* Short problem: Only the pictures are left out: repeat the rest of the entries exactly.

* Recorded information:
(begin)

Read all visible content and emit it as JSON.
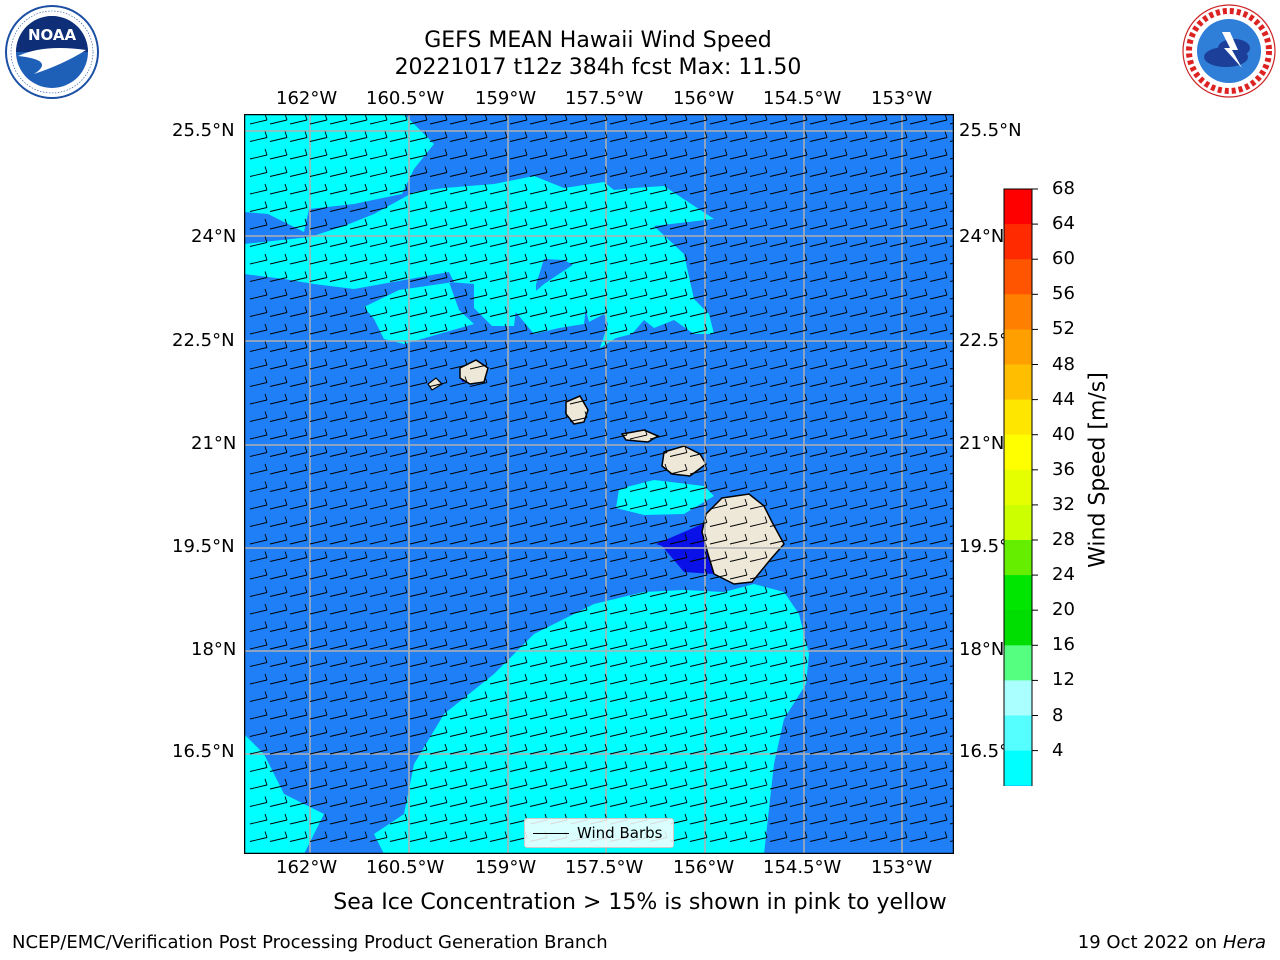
{
  "title": {
    "line1": "GEFS MEAN Hawaii Wind Speed",
    "line2": "20221017 t12z 384h fcst   Max: 11.50"
  },
  "logos": {
    "noaa_text": "NOAA",
    "noaa_ring": "NATIONAL OCEANIC AND ATMOSPHERIC ADMINISTRATION · U.S. DEPARTMENT OF COMMERCE",
    "nws_ring": "NATIONAL WEATHER SERVICE"
  },
  "map": {
    "lon_labels": [
      "162°W",
      "160.5°W",
      "159°W",
      "157.5°W",
      "156°W",
      "154.5°W",
      "153°W"
    ],
    "lat_labels": [
      "25.5°N",
      "24°N",
      "22.5°N",
      "21°N",
      "19.5°N",
      "18°N",
      "16.5°N"
    ],
    "colors": {
      "ocean_4_8": "#1f7ff7",
      "ocean_8_12": "#00ffff",
      "ocean_0_4": "#0a10e8",
      "land": "#ede8d8",
      "grid": "#b0b0b0"
    },
    "legend_label": "Wind Barbs"
  },
  "colorbar": {
    "title": "Wind Speed [m/s]",
    "ticks": [
      "68",
      "64",
      "60",
      "56",
      "52",
      "48",
      "44",
      "40",
      "36",
      "32",
      "28",
      "24",
      "20",
      "16",
      "12",
      "8",
      "4"
    ],
    "colors": [
      "#ff0000",
      "#ff2a00",
      "#ff5500",
      "#ff7f00",
      "#ff9f00",
      "#ffbf00",
      "#ffe600",
      "#ffff00",
      "#e6ff00",
      "#ccff00",
      "#66ee00",
      "#00e600",
      "#00dd00",
      "#55ff7f",
      "#aaffff",
      "#55ffff",
      "#00ffff",
      "#1f7ff7"
    ],
    "under_color": "#0a10e8"
  },
  "caption": "Sea Ice Concentration > 15% is shown in pink to yellow",
  "footer": {
    "left": "NCEP/EMC/Verification Post Processing Product Generation Branch",
    "right_date": "19 Oct 2022 on ",
    "right_host": "Hera"
  }
}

(end)

* Complete answer:
Read all visible content and emit it as JSON.
{
  "title": {
    "line1": "GEFS MEAN Hawaii Wind Speed",
    "line2": "20221017 t12z 384h fcst   Max: 11.50"
  },
  "logos": {
    "noaa_text": "NOAA",
    "noaa_ring": "NATIONAL OCEANIC AND ATMOSPHERIC ADMINISTRATION · U.S. DEPARTMENT OF COMMERCE",
    "nws_ring": "NATIONAL WEATHER SERVICE"
  },
  "map": {
    "lon_labels": [
      "162°W",
      "160.5°W",
      "159°W",
      "157.5°W",
      "156°W",
      "154.5°W",
      "153°W"
    ],
    "lat_labels": [
      "25.5°N",
      "24°N",
      "22.5°N",
      "21°N",
      "19.5°N",
      "18°N",
      "16.5°N"
    ],
    "colors": {
      "ocean_4_8": "#1f7ff7",
      "ocean_8_12": "#00ffff",
      "ocean_0_4": "#0a10e8",
      "land": "#ede8d8",
      "grid": "#b0b0b0"
    },
    "legend_label": "Wind Barbs"
  },
  "colorbar": {
    "title": "Wind Speed [m/s]",
    "ticks": [
      "68",
      "64",
      "60",
      "56",
      "52",
      "48",
      "44",
      "40",
      "36",
      "32",
      "28",
      "24",
      "20",
      "16",
      "12",
      "8",
      "4"
    ],
    "colors": [
      "#ff0000",
      "#ff2a00",
      "#ff5500",
      "#ff7f00",
      "#ff9f00",
      "#ffbf00",
      "#ffe600",
      "#ffff00",
      "#e6ff00",
      "#ccff00",
      "#66ee00",
      "#00e600",
      "#00dd00",
      "#55ff7f",
      "#aaffff",
      "#55ffff",
      "#00ffff",
      "#1f7ff7"
    ],
    "under_color": "#0a10e8"
  },
  "caption": "Sea Ice Concentration > 15% is shown in pink to yellow",
  "footer": {
    "left": "NCEP/EMC/Verification Post Processing Product Generation Branch",
    "right_date": "19 Oct 2022 on ",
    "right_host": "Hera"
  }
}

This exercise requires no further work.